Copy every line of the following data that includes the string "name".
———
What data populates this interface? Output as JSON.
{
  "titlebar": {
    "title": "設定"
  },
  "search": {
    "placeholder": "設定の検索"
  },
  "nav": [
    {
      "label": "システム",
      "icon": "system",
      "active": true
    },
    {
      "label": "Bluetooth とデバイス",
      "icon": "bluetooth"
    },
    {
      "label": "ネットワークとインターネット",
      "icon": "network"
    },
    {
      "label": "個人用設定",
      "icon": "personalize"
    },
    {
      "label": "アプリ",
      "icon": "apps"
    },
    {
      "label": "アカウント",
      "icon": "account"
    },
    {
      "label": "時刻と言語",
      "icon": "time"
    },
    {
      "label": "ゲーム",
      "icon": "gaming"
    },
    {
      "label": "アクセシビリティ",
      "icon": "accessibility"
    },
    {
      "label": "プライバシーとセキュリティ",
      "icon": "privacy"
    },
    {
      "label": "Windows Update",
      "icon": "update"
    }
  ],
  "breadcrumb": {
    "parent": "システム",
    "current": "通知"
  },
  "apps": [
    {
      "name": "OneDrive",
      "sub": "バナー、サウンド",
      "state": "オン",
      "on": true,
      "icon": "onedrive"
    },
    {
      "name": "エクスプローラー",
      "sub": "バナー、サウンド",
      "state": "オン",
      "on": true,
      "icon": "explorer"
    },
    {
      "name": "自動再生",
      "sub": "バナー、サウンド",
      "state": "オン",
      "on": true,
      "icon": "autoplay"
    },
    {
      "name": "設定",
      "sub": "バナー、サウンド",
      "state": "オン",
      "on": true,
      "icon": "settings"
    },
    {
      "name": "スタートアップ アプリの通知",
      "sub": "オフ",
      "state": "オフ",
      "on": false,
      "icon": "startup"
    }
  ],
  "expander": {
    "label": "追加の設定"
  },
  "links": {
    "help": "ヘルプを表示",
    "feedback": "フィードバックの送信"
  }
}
———
- **Written reply**:
      "name": "OneDrive",
      "name": "エクスプローラー",
      "name": "自動再生",
      "name": "設定",
      "name": "スタートアップ アプリの通知",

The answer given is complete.